# START OF Source data
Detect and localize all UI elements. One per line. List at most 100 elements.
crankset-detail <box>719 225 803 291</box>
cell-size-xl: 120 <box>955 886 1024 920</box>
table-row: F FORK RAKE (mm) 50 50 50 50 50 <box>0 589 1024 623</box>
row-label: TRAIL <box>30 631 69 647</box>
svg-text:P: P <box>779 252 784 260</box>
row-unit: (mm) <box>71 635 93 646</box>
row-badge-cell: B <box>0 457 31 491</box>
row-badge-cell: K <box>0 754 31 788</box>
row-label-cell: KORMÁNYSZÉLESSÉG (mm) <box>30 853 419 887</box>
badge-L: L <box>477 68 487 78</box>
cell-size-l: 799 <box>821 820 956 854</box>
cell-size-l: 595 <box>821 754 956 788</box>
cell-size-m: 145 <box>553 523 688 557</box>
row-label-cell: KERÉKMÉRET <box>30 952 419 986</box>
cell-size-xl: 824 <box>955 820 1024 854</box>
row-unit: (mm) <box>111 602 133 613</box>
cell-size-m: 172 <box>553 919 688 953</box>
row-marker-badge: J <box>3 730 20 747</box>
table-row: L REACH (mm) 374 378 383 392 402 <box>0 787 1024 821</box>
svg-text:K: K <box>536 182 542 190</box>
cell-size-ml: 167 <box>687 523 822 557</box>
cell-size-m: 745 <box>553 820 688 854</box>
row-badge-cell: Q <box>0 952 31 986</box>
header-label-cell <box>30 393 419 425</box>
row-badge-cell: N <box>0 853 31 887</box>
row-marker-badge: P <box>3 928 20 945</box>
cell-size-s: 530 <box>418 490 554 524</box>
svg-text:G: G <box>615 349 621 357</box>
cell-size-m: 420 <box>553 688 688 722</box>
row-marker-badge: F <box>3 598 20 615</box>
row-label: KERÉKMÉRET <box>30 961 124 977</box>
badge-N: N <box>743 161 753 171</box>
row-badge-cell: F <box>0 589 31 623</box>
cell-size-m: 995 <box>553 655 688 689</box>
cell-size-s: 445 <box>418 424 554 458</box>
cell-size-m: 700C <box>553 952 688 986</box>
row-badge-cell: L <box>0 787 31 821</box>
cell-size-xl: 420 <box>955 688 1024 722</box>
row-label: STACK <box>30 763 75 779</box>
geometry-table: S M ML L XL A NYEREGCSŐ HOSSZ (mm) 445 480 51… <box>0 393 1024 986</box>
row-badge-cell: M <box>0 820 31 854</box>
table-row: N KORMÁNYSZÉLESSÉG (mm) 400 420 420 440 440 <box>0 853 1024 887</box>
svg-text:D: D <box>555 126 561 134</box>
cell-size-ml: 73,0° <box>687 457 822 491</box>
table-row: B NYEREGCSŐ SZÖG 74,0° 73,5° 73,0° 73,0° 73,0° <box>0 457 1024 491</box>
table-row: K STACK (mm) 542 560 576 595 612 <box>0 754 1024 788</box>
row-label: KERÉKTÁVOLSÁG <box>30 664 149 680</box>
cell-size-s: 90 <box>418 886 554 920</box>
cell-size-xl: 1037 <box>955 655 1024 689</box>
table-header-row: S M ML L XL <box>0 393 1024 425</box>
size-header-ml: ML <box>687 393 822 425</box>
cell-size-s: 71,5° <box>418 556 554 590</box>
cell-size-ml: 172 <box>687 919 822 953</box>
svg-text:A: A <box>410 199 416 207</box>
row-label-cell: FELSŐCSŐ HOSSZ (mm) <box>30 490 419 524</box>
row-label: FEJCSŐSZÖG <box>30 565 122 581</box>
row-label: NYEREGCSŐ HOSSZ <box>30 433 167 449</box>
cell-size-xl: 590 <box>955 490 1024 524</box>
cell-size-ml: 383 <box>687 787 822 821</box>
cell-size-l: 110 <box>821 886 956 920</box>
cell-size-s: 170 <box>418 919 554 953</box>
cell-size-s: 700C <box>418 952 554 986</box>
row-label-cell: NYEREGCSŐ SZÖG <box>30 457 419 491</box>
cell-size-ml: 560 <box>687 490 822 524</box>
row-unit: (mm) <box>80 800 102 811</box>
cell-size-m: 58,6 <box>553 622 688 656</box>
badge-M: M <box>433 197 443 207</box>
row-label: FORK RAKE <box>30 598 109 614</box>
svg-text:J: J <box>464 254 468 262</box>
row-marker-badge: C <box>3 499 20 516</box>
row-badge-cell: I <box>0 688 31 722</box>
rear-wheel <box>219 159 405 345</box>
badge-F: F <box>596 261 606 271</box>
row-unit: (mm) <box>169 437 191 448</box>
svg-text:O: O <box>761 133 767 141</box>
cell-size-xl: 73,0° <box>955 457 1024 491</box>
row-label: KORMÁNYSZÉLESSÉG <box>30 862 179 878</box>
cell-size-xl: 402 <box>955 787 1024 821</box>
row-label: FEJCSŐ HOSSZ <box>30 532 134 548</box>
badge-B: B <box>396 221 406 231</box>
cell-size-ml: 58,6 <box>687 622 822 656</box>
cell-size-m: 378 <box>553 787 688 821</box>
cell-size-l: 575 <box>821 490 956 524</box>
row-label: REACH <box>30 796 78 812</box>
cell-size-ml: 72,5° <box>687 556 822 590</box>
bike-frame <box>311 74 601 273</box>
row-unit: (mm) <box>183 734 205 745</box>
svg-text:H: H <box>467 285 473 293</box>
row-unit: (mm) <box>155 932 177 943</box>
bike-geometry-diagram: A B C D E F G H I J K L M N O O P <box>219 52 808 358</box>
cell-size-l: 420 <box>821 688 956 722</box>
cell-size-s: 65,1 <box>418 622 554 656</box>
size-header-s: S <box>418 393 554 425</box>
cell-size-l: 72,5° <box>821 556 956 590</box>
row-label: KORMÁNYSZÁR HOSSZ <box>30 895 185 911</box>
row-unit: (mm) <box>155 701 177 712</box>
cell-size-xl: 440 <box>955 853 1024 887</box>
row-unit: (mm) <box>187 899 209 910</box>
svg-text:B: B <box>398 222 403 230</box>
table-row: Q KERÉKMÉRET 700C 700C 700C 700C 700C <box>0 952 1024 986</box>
# END OF Source data
→ What is asked
Rewrite all the entries above as a numbered list, leaving out any blank lines.

→ Response to the exercise
1. Detect and localize all UI elements. One per line. List at most 100 elements.
2. crankset-detail <box>719 225 803 291</box>
3. cell-size-xl: 120 <box>955 886 1024 920</box>
4. table-row: F FORK RAKE (mm) 50 50 50 50 50 <box>0 589 1024 623</box>
5. row-label: TRAIL <box>30 631 69 647</box>
6. svg-text:P: P <box>779 252 784 260</box>
7. row-unit: (mm) <box>71 635 93 646</box>
8. row-badge-cell: B <box>0 457 31 491</box>
9. row-badge-cell: K <box>0 754 31 788</box>
10. row-label-cell: KORMÁNYSZÉLESSÉG (mm) <box>30 853 419 887</box>
11. badge-L: L <box>477 68 487 78</box>
12. cell-size-l: 799 <box>821 820 956 854</box>
13. cell-size-l: 595 <box>821 754 956 788</box>
14. cell-size-m: 145 <box>553 523 688 557</box>
15. row-label-cell: KERÉKMÉRET <box>30 952 419 986</box>
16. cell-size-xl: 824 <box>955 820 1024 854</box>
17. row-unit: (mm) <box>111 602 133 613</box>
18. cell-size-m: 172 <box>553 919 688 953</box>
19. row-marker-badge: J <box>3 730 20 747</box>
20. table-row: L REACH (mm) 374 378 383 392 402 <box>0 787 1024 821</box>
21. svg-text:K: K <box>536 182 542 190</box>
22. cell-size-ml: 167 <box>687 523 822 557</box>
23. cell-size-m: 745 <box>553 820 688 854</box>
24. row-badge-cell: Q <box>0 952 31 986</box>
25. header-label-cell <box>30 393 419 425</box>
26. row-badge-cell: N <box>0 853 31 887</box>
27. row-marker-badge: P <box>3 928 20 945</box>
28. cell-size-s: 530 <box>418 490 554 524</box>
29. svg-text:G: G <box>615 349 621 357</box>
30. cell-size-m: 420 <box>553 688 688 722</box>
31. row-marker-badge: F <box>3 598 20 615</box>
32. row-label: KERÉKMÉRET <box>30 961 124 977</box>
33. badge-N: N <box>743 161 753 171</box>
34. row-badge-cell: F <box>0 589 31 623</box>
35. cell-size-m: 995 <box>553 655 688 689</box>
36. cell-size-s: 445 <box>418 424 554 458</box>
37. cell-size-m: 700C <box>553 952 688 986</box>
38. row-badge-cell: L <box>0 787 31 821</box>
39. cell-size-xl: 420 <box>955 688 1024 722</box>
40. row-label: STACK <box>30 763 75 779</box>
41. geometry-table: S M ML L XL A NYEREGCSŐ HOSSZ (mm) 445 480 51… <box>0 393 1024 986</box>
42. row-badge-cell: M <box>0 820 31 854</box>
43. table-row: N KORMÁNYSZÉLESSÉG (mm) 400 420 420 440 440 <box>0 853 1024 887</box>
44. svg-text:D: D <box>555 126 561 134</box>
45. cell-size-ml: 73,0° <box>687 457 822 491</box>
46. table-row: B NYEREGCSŐ SZÖG 74,0° 73,5° 73,0° 73,0° 73,0° <box>0 457 1024 491</box>
47. table-row: K STACK (mm) 542 560 576 595 612 <box>0 754 1024 788</box>
48. row-label: KERÉKTÁVOLSÁG <box>30 664 149 680</box>
49. cell-size-s: 90 <box>418 886 554 920</box>
50. cell-size-xl: 1037 <box>955 655 1024 689</box>
51. table-header-row: S M ML L XL <box>0 393 1024 425</box>
52. size-header-ml: ML <box>687 393 822 425</box>
53. cell-size-s: 71,5° <box>418 556 554 590</box>
54. cell-size-ml: 172 <box>687 919 822 953</box>
55. svg-text:A: A <box>410 199 416 207</box>
56. row-label-cell: FELSŐCSŐ HOSSZ (mm) <box>30 490 419 524</box>
57. row-label: FEJCSŐSZÖG <box>30 565 122 581</box>
58. row-label: NYEREGCSŐ HOSSZ <box>30 433 167 449</box>
59. cell-size-xl: 590 <box>955 490 1024 524</box>
60. cell-size-ml: 383 <box>687 787 822 821</box>
61. cell-size-l: 110 <box>821 886 956 920</box>
62. cell-size-s: 170 <box>418 919 554 953</box>
63. cell-size-s: 700C <box>418 952 554 986</box>
64. row-label-cell: NYEREGCSŐ SZÖG <box>30 457 419 491</box>
65. cell-size-ml: 560 <box>687 490 822 524</box>
66. row-unit: (mm) <box>80 800 102 811</box>
67. cell-size-m: 58,6 <box>553 622 688 656</box>
68. badge-M: M <box>433 197 443 207</box>
69. row-label: FORK RAKE <box>30 598 109 614</box>
70. svg-text:J: J <box>464 254 468 262</box>
71. row-marker-badge: C <box>3 499 20 516</box>
72. row-badge-cell: I <box>0 688 31 722</box>
73. rear-wheel <box>219 159 405 345</box>
74. badge-F: F <box>596 261 606 271</box>
75. row-unit: (mm) <box>169 437 191 448</box>
76. svg-text:O: O <box>761 133 767 141</box>
77. cell-size-xl: 73,0° <box>955 457 1024 491</box>
78. row-label: KORMÁNYSZÉLESSÉG <box>30 862 179 878</box>
79. cell-size-xl: 402 <box>955 787 1024 821</box>
80. row-label: FEJCSŐ HOSSZ <box>30 532 134 548</box>
81. badge-B: B <box>396 221 406 231</box>
82. cell-size-ml: 58,6 <box>687 622 822 656</box>
83. cell-size-m: 378 <box>553 787 688 821</box>
84. cell-size-l: 575 <box>821 490 956 524</box>
85. row-label: REACH <box>30 796 78 812</box>
86. cell-size-ml: 72,5° <box>687 556 822 590</box>
87. bike-frame <box>311 74 601 273</box>
88. row-unit: (mm) <box>183 734 205 745</box>
89. svg-text:H: H <box>467 285 473 293</box>
90. row-unit: (mm) <box>155 932 177 943</box>
91. bike-geometry-diagram: A B C D E F G H I J K L M N O O P <box>219 52 808 358</box>
92. cell-size-l: 420 <box>821 688 956 722</box>
93. cell-size-s: 65,1 <box>418 622 554 656</box>
94. size-header-s: S <box>418 393 554 425</box>
95. cell-size-l: 72,5° <box>821 556 956 590</box>
96. row-label: KORMÁNYSZÁR HOSSZ <box>30 895 185 911</box>
97. row-unit: (mm) <box>155 701 177 712</box>
98. cell-size-xl: 440 <box>955 853 1024 887</box>
99. row-unit: (mm) <box>187 899 209 910</box>
100. svg-text:B: B <box>398 222 403 230</box>
101. table-row: Q KERÉKMÉRET 700C 700C 700C 700C 700C <box>0 952 1024 986</box>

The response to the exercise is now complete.